- WHAT YOU NEED TO DO
List every line below containing "this".

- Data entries
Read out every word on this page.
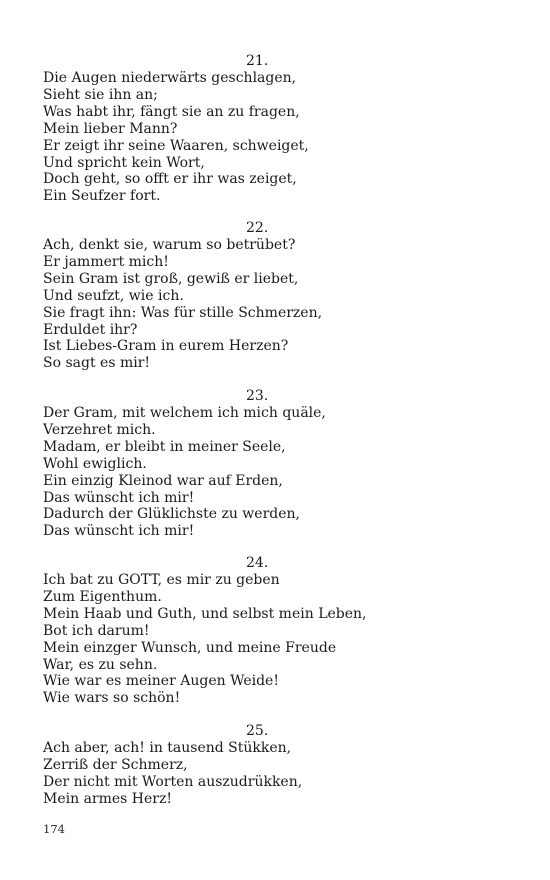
21.
Die Augen niederwärts geschlagen,
Sieht sie ihn an;
Was habt ihr, fängt sie an zu fragen,
Mein lieber Mann?
Er zeigt ihr seine Waaren, schweiget,
Und spricht kein Wort,
Doch geht, so offt er ihr was zeiget,
Ein Seufzer fort.
22.
Ach, denkt sie, warum so betrübet?
Er jammert mich!
Sein Gram ist groß, gewiß er liebet,
Und seufzt, wie ich.
Sie fragt ihn: Was für stille Schmerzen,
Erduldet ihr?
Ist Liebes-Gram in eurem Herzen?
So sagt es mir!
23.
Der Gram, mit welchem ich mich quäle,
Verzehret mich.
Madam, er bleibt in meiner Seele,
Wohl ewiglich.
Ein einzig Kleinod war auf Erden,
Das wünscht ich mir!
Dadurch der Glüklichste zu werden,
Das wünscht ich mir!
24.
Ich bat zu GOTT, es mir zu geben
Zum Eigenthum.
Mein Haab und Guth, und selbst mein Leben,
Bot ich darum!
Mein einzger Wunsch, und meine Freude
War, es zu sehn.
Wie war es meiner Augen Weide!
Wie wars so schön!
25.
Ach aber, ach! in tausend Stükken,
Zerriß der Schmerz,
Der nicht mit Worten auszudrükken,
Mein armes Herz!
174
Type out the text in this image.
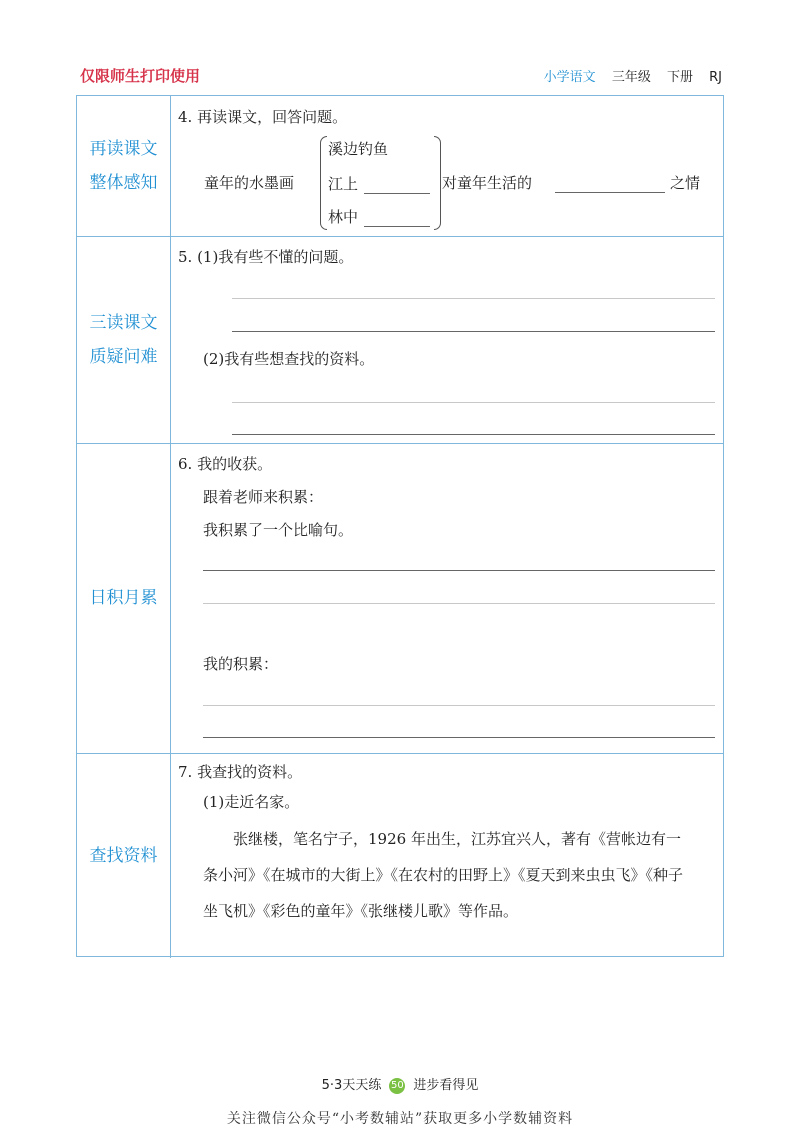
仅限师生打印使用	小学语文 三年级 下册 RJ
再读课文
整体感知
4. 再读课文，回答问题。
童年的水墨画
溪边钓鱼
江上
林中
对童年生活的	之情
三读课文
质疑问难
5. (1)我有些不懂的问题。
(2)我有些想查找的资料。
日积月累
6. 我的收获。
跟着老师来积累：
我积累了一个比喻句。
我的积累：
查找资料
7. 我查找的资料。
(1)走近名家。
张继楼，笔名宁子，1926 年出生，江苏宜兴人，著有《营帐边有一条小河》《在城市的大街上》《在农村的田野上》《夏天到来虫虫飞》《种子坐飞机》《彩色的童年》《张继楼儿歌》等作品。
5·3天天练 50 进步看得见
关注微信公众号“小考数辅站”获取更多小学数辅资料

- FULL RESPONSE
Read out every word on this page.
Type out the text in this image.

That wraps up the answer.